Stored items:
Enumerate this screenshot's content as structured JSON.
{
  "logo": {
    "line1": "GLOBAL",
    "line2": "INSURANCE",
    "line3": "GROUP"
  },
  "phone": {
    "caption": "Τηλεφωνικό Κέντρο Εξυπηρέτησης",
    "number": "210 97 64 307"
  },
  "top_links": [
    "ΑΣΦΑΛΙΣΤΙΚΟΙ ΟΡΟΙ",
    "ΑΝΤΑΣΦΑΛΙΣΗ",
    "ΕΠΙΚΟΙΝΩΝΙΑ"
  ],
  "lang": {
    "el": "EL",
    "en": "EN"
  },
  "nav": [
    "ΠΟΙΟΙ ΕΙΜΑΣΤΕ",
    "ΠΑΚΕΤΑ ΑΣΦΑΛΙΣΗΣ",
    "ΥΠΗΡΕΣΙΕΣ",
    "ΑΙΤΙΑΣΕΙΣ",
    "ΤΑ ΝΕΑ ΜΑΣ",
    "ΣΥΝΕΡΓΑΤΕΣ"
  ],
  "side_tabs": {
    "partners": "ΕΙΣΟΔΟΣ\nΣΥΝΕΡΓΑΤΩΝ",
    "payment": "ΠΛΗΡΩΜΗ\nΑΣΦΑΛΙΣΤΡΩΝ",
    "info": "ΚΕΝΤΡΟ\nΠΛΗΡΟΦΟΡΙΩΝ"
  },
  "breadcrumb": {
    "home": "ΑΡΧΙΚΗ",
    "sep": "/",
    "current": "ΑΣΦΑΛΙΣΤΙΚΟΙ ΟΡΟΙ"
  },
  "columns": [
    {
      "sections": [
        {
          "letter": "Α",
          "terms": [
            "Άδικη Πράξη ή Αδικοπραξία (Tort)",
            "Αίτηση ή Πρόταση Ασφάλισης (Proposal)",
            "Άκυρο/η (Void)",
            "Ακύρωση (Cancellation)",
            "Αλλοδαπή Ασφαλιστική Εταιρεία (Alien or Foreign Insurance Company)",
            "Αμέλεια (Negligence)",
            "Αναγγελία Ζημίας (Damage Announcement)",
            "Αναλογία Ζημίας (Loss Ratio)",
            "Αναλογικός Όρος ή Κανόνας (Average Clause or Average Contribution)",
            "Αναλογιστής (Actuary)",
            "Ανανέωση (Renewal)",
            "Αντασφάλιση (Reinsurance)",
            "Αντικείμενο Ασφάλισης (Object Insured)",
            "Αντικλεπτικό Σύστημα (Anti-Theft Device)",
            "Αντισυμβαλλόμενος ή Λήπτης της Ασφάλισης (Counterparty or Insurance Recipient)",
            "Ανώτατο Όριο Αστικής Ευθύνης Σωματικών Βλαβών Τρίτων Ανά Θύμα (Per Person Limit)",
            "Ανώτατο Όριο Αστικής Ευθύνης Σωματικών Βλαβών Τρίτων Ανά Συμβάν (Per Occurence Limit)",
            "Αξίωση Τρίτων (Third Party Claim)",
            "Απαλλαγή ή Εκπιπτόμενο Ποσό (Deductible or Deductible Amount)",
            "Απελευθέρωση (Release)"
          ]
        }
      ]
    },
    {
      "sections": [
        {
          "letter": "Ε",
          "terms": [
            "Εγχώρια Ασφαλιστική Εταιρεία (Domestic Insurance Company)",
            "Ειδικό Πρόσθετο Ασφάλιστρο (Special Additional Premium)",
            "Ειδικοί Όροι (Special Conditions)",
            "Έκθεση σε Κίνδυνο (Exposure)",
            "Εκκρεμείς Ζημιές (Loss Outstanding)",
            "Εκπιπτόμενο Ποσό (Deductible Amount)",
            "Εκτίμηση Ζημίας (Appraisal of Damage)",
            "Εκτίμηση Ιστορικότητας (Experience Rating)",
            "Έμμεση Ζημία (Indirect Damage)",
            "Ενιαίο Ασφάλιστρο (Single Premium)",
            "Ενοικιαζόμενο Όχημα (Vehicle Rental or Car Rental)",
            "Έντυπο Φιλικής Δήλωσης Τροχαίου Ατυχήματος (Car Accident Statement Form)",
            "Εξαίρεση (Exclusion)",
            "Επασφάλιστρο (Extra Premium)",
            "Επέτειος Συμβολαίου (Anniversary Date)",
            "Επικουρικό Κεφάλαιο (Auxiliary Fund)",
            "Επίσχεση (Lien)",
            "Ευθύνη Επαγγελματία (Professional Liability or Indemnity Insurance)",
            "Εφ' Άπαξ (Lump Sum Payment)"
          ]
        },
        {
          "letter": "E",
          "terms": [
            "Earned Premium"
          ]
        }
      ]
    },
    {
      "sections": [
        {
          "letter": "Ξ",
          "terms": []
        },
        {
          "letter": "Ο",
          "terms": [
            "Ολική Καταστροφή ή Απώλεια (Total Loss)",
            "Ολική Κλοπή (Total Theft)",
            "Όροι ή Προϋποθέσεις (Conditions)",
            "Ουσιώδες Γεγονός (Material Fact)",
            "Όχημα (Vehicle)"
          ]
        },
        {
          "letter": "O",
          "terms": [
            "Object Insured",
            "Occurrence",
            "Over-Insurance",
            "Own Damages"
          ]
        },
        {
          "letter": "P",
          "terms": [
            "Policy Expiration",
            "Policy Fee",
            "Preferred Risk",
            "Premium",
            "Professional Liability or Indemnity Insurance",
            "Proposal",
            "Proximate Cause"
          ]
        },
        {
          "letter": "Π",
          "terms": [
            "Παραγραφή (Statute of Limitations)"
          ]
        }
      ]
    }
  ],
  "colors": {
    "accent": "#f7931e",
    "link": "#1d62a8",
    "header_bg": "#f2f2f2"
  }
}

EXERCISE GOAL -
Copy out every line of the data above, exactly as given.

WRITTEN ANSWER -
Enumerate this screenshot's content as structured JSON.
{
  "logo": {
    "line1": "GLOBAL",
    "line2": "INSURANCE",
    "line3": "GROUP"
  },
  "phone": {
    "caption": "Τηλεφωνικό Κέντρο Εξυπηρέτησης",
    "number": "210 97 64 307"
  },
  "top_links": [
    "ΑΣΦΑΛΙΣΤΙΚΟΙ ΟΡΟΙ",
    "ΑΝΤΑΣΦΑΛΙΣΗ",
    "ΕΠΙΚΟΙΝΩΝΙΑ"
  ],
  "lang": {
    "el": "EL",
    "en": "EN"
  },
  "nav": [
    "ΠΟΙΟΙ ΕΙΜΑΣΤΕ",
    "ΠΑΚΕΤΑ ΑΣΦΑΛΙΣΗΣ",
    "ΥΠΗΡΕΣΙΕΣ",
    "ΑΙΤΙΑΣΕΙΣ",
    "ΤΑ ΝΕΑ ΜΑΣ",
    "ΣΥΝΕΡΓΑΤΕΣ"
  ],
  "side_tabs": {
    "partners": "ΕΙΣΟΔΟΣ\nΣΥΝΕΡΓΑΤΩΝ",
    "payment": "ΠΛΗΡΩΜΗ\nΑΣΦΑΛΙΣΤΡΩΝ",
    "info": "ΚΕΝΤΡΟ\nΠΛΗΡΟΦΟΡΙΩΝ"
  },
  "breadcrumb": {
    "home": "ΑΡΧΙΚΗ",
    "sep": "/",
    "current": "ΑΣΦΑΛΙΣΤΙΚΟΙ ΟΡΟΙ"
  },
  "columns": [
    {
      "sections": [
        {
          "letter": "Α",
          "terms": [
            "Άδικη Πράξη ή Αδικοπραξία (Tort)",
            "Αίτηση ή Πρόταση Ασφάλισης (Proposal)",
            "Άκυρο/η (Void)",
            "Ακύρωση (Cancellation)",
            "Αλλοδαπή Ασφαλιστική Εταιρεία (Alien or Foreign Insurance Company)",
            "Αμέλεια (Negligence)",
            "Αναγγελία Ζημίας (Damage Announcement)",
            "Αναλογία Ζημίας (Loss Ratio)",
            "Αναλογικός Όρος ή Κανόνας (Average Clause or Average Contribution)",
            "Αναλογιστής (Actuary)",
            "Ανανέωση (Renewal)",
            "Αντασφάλιση (Reinsurance)",
            "Αντικείμενο Ασφάλισης (Object Insured)",
            "Αντικλεπτικό Σύστημα (Anti-Theft Device)",
            "Αντισυμβαλλόμενος ή Λήπτης της Ασφάλισης (Counterparty or Insurance Recipient)",
            "Ανώτατο Όριο Αστικής Ευθύνης Σωματικών Βλαβών Τρίτων Ανά Θύμα (Per Person Limit)",
            "Ανώτατο Όριο Αστικής Ευθύνης Σωματικών Βλαβών Τρίτων Ανά Συμβάν (Per Occurence Limit)",
            "Αξίωση Τρίτων (Third Party Claim)",
            "Απαλλαγή ή Εκπιπτόμενο Ποσό (Deductible or Deductible Amount)",
            "Απελευθέρωση (Release)"
          ]
        }
      ]
    },
    {
      "sections": [
        {
          "letter": "Ε",
          "terms": [
            "Εγχώρια Ασφαλιστική Εταιρεία (Domestic Insurance Company)",
            "Ειδικό Πρόσθετο Ασφάλιστρο (Special Additional Premium)",
            "Ειδικοί Όροι (Special Conditions)",
            "Έκθεση σε Κίνδυνο (Exposure)",
            "Εκκρεμείς Ζημιές (Loss Outstanding)",
            "Εκπιπτόμενο Ποσό (Deductible Amount)",
            "Εκτίμηση Ζημίας (Appraisal of Damage)",
            "Εκτίμηση Ιστορικότητας (Experience Rating)",
            "Έμμεση Ζημία (Indirect Damage)",
            "Ενιαίο Ασφάλιστρο (Single Premium)",
            "Ενοικιαζόμενο Όχημα (Vehicle Rental or Car Rental)",
            "Έντυπο Φιλικής Δήλωσης Τροχαίου Ατυχήματος (Car Accident Statement Form)",
            "Εξαίρεση (Exclusion)",
            "Επασφάλιστρο (Extra Premium)",
            "Επέτειος Συμβολαίου (Anniversary Date)",
            "Επικουρικό Κεφάλαιο (Auxiliary Fund)",
            "Επίσχεση (Lien)",
            "Ευθύνη Επαγγελματία (Professional Liability or Indemnity Insurance)",
            "Εφ' Άπαξ (Lump Sum Payment)"
          ]
        },
        {
          "letter": "E",
          "terms": [
            "Earned Premium"
          ]
        }
      ]
    },
    {
      "sections": [
        {
          "letter": "Ξ",
          "terms": []
        },
        {
          "letter": "Ο",
          "terms": [
            "Ολική Καταστροφή ή Απώλεια (Total Loss)",
            "Ολική Κλοπή (Total Theft)",
            "Όροι ή Προϋποθέσεις (Conditions)",
            "Ουσιώδες Γεγονός (Material Fact)",
            "Όχημα (Vehicle)"
          ]
        },
        {
          "letter": "O",
          "terms": [
            "Object Insured",
            "Occurrence",
            "Over-Insurance",
            "Own Damages"
          ]
        },
        {
          "letter": "P",
          "terms": [
            "Policy Expiration",
            "Policy Fee",
            "Preferred Risk",
            "Premium",
            "Professional Liability or Indemnity Insurance",
            "Proposal",
            "Proximate Cause"
          ]
        },
        {
          "letter": "Π",
          "terms": [
            "Παραγραφή (Statute of Limitations)"
          ]
        }
      ]
    }
  ],
  "colors": {
    "accent": "#f7931e",
    "link": "#1d62a8",
    "header_bg": "#f2f2f2"
  }
}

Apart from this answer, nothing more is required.